DIRECTIVE
Repeat each of the entries below word for word, changing nothing.

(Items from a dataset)
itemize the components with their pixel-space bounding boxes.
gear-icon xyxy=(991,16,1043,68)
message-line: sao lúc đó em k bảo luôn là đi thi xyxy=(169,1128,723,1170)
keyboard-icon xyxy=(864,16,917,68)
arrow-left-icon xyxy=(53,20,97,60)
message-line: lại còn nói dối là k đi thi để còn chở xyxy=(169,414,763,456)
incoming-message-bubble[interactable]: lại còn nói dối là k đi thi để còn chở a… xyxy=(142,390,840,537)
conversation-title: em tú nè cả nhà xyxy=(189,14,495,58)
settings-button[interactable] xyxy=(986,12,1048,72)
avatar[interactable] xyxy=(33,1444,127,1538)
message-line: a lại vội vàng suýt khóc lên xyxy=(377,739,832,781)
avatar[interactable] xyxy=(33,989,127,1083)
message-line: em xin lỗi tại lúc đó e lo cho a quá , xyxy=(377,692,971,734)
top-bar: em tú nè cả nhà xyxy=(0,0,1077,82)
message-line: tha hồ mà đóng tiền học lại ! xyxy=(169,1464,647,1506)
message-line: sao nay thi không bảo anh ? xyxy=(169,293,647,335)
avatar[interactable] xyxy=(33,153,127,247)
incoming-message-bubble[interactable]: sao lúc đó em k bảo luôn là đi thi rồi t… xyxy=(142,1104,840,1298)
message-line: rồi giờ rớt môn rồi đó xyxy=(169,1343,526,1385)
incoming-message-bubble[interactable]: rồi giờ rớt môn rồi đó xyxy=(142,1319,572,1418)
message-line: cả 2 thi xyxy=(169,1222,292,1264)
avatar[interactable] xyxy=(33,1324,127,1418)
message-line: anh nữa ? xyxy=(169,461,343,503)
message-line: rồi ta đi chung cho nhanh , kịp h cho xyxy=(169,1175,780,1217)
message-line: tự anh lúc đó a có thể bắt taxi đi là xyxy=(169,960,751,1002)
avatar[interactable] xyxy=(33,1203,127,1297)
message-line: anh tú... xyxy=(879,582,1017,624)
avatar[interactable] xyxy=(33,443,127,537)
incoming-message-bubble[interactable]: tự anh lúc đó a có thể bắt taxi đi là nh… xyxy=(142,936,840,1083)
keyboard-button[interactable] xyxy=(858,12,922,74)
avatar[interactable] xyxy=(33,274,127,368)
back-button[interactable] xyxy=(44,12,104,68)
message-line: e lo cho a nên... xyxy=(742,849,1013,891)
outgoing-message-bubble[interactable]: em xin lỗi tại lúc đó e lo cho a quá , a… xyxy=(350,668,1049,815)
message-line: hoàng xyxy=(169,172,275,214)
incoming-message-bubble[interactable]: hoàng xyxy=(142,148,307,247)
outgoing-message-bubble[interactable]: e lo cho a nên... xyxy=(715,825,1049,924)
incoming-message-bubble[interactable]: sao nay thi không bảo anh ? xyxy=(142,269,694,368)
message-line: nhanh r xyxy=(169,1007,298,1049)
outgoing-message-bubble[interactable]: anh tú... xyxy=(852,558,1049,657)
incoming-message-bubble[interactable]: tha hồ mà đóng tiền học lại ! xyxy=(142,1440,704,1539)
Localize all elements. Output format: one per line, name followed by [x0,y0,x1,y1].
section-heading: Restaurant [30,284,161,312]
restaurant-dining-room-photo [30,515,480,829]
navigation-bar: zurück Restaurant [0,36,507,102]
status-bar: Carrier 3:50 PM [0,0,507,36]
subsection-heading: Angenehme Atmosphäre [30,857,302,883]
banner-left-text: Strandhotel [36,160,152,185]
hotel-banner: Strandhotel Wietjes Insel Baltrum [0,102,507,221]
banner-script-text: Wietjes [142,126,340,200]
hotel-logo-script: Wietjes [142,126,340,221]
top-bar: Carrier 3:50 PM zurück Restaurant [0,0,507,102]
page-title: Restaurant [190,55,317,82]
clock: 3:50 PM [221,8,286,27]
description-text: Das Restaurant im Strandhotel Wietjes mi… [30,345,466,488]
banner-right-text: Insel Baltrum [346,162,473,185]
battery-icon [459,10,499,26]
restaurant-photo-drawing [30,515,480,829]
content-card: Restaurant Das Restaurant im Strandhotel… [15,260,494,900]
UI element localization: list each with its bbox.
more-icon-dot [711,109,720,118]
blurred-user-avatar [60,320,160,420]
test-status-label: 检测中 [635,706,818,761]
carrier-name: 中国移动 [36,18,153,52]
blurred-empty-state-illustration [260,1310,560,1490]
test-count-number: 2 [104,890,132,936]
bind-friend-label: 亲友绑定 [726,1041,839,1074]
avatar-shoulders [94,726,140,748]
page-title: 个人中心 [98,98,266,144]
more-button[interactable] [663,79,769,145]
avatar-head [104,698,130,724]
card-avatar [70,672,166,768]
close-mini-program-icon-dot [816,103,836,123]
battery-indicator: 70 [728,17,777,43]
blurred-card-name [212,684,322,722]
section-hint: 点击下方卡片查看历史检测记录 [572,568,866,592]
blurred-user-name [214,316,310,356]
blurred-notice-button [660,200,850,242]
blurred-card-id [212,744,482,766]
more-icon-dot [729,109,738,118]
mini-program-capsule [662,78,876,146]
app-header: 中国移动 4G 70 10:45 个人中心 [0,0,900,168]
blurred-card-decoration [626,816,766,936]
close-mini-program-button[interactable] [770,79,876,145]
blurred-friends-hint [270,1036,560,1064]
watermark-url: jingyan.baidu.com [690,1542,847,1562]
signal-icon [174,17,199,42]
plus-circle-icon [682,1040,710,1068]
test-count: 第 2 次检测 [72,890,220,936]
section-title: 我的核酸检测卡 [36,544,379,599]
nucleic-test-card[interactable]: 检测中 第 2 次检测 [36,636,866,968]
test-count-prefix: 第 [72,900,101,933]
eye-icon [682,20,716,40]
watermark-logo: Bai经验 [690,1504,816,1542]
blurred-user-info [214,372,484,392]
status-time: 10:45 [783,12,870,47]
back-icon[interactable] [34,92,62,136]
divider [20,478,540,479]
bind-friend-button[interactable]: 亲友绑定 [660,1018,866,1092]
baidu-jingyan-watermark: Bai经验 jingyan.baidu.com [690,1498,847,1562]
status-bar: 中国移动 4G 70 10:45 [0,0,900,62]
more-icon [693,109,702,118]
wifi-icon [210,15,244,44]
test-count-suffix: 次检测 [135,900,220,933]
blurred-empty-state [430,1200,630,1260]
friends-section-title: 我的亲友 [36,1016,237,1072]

ANSWER TO THE TASK
itemize the components with their pixel-space bounding boxes.
gear-icon xyxy=(991,16,1043,68)
message-line: sao lúc đó em k bảo luôn là đi thi xyxy=(169,1128,723,1170)
keyboard-icon xyxy=(864,16,917,68)
arrow-left-icon xyxy=(53,20,97,60)
message-line: lại còn nói dối là k đi thi để còn chở xyxy=(169,414,763,456)
incoming-message-bubble[interactable]: lại còn nói dối là k đi thi để còn chở a… xyxy=(142,390,840,537)
conversation-title: em tú nè cả nhà xyxy=(189,14,495,58)
settings-button[interactable] xyxy=(986,12,1048,72)
avatar[interactable] xyxy=(33,1444,127,1538)
message-line: a lại vội vàng suýt khóc lên xyxy=(377,739,832,781)
avatar[interactable] xyxy=(33,989,127,1083)
message-line: em xin lỗi tại lúc đó e lo cho a quá , xyxy=(377,692,971,734)
top-bar: em tú nè cả nhà xyxy=(0,0,1077,82)
message-line: tha hồ mà đóng tiền học lại ! xyxy=(169,1464,647,1506)
message-line: sao nay thi không bảo anh ? xyxy=(169,293,647,335)
avatar[interactable] xyxy=(33,153,127,247)
incoming-message-bubble[interactable]: sao lúc đó em k bảo luôn là đi thi rồi t… xyxy=(142,1104,840,1298)
message-line: rồi giờ rớt môn rồi đó xyxy=(169,1343,526,1385)
incoming-message-bubble[interactable]: rồi giờ rớt môn rồi đó xyxy=(142,1319,572,1418)
message-line: cả 2 thi xyxy=(169,1222,292,1264)
avatar[interactable] xyxy=(33,1324,127,1418)
message-line: anh nữa ? xyxy=(169,461,343,503)
message-line: rồi ta đi chung cho nhanh , kịp h cho xyxy=(169,1175,780,1217)
message-line: tự anh lúc đó a có thể bắt taxi đi là xyxy=(169,960,751,1002)
avatar[interactable] xyxy=(33,1203,127,1297)
message-line: anh tú... xyxy=(879,582,1017,624)
avatar[interactable] xyxy=(33,443,127,537)
incoming-message-bubble[interactable]: tự anh lúc đó a có thể bắt taxi đi là nh… xyxy=(142,936,840,1083)
keyboard-button[interactable] xyxy=(858,12,922,74)
avatar[interactable] xyxy=(33,274,127,368)
back-button[interactable] xyxy=(44,12,104,68)
message-line: e lo cho a nên... xyxy=(742,849,1013,891)
outgoing-message-bubble[interactable]: em xin lỗi tại lúc đó e lo cho a quá , a… xyxy=(350,668,1049,815)
message-line: hoàng xyxy=(169,172,275,214)
incoming-message-bubble[interactable]: hoàng xyxy=(142,148,307,247)
outgoing-message-bubble[interactable]: e lo cho a nên... xyxy=(715,825,1049,924)
incoming-message-bubble[interactable]: sao nay thi không bảo anh ? xyxy=(142,269,694,368)
message-line: nhanh r xyxy=(169,1007,298,1049)
outgoing-message-bubble[interactable]: anh tú... xyxy=(852,558,1049,657)
incoming-message-bubble[interactable]: tha hồ mà đóng tiền học lại ! xyxy=(142,1440,704,1539)
Localize all elements. Output format: one per line, name followed by [x0,y0,x1,y1].
section-heading: Restaurant [30,284,161,312]
restaurant-dining-room-photo [30,515,480,829]
navigation-bar: zurück Restaurant [0,36,507,102]
status-bar: Carrier 3:50 PM [0,0,507,36]
subsection-heading: Angenehme Atmosphäre [30,857,302,883]
banner-left-text: Strandhotel [36,160,152,185]
hotel-banner: Strandhotel Wietjes Insel Baltrum [0,102,507,221]
banner-script-text: Wietjes [142,126,340,200]
hotel-logo-script: Wietjes [142,126,340,221]
top-bar: Carrier 3:50 PM zurück Restaurant [0,0,507,102]
page-title: Restaurant [190,55,317,82]
clock: 3:50 PM [221,8,286,27]
description-text: Das Restaurant im Strandhotel Wietjes mi… [30,345,466,488]
banner-right-text: Insel Baltrum [346,162,473,185]
battery-icon [459,10,499,26]
restaurant-photo-drawing [30,515,480,829]
content-card: Restaurant Das Restaurant im Strandhotel… [15,260,494,900]
UI element localization: list each with its bbox.
more-icon-dot [711,109,720,118]
blurred-user-avatar [60,320,160,420]
test-status-label: 检测中 [635,706,818,761]
carrier-name: 中国移动 [36,18,153,52]
blurred-empty-state-illustration [260,1310,560,1490]
test-count-number: 2 [104,890,132,936]
bind-friend-label: 亲友绑定 [726,1041,839,1074]
avatar-shoulders [94,726,140,748]
page-title: 个人中心 [98,98,266,144]
more-button[interactable] [663,79,769,145]
avatar-head [104,698,130,724]
card-avatar [70,672,166,768]
close-mini-program-icon-dot [816,103,836,123]
battery-indicator: 70 [728,17,777,43]
blurred-card-name [212,684,322,722]
section-hint: 点击下方卡片查看历史检测记录 [572,568,866,592]
blurred-user-name [214,316,310,356]
blurred-notice-button [660,200,850,242]
blurred-card-id [212,744,482,766]
more-icon-dot [729,109,738,118]
mini-program-capsule [662,78,876,146]
app-header: 中国移动 4G 70 10:45 个人中心 [0,0,900,168]
blurred-card-decoration [626,816,766,936]
close-mini-program-button[interactable] [770,79,876,145]
blurred-friends-hint [270,1036,560,1064]
watermark-url: jingyan.baidu.com [690,1542,847,1562]
signal-icon [174,17,199,42]
plus-circle-icon [682,1040,710,1068]
test-count: 第 2 次检测 [72,890,220,936]
section-title: 我的核酸检测卡 [36,544,379,599]
nucleic-test-card[interactable]: 检测中 第 2 次检测 [36,636,866,968]
test-count-prefix: 第 [72,900,101,933]
eye-icon [682,20,716,40]
watermark-logo: Bai经验 [690,1504,816,1542]
blurred-user-info [214,372,484,392]
status-time: 10:45 [783,12,870,47]
back-icon[interactable] [34,92,62,136]
divider [20,478,540,479]
bind-friend-button[interactable]: 亲友绑定 [660,1018,866,1092]
baidu-jingyan-watermark: Bai经验 jingyan.baidu.com [690,1498,847,1562]
status-bar: 中国移动 4G 70 10:45 [0,0,900,62]
more-icon [693,109,702,118]
wifi-icon [210,15,244,44]
test-count-suffix: 次检测 [135,900,220,933]
blurred-empty-state [430,1200,630,1260]
friends-section-title: 我的亲友 [36,1016,237,1072]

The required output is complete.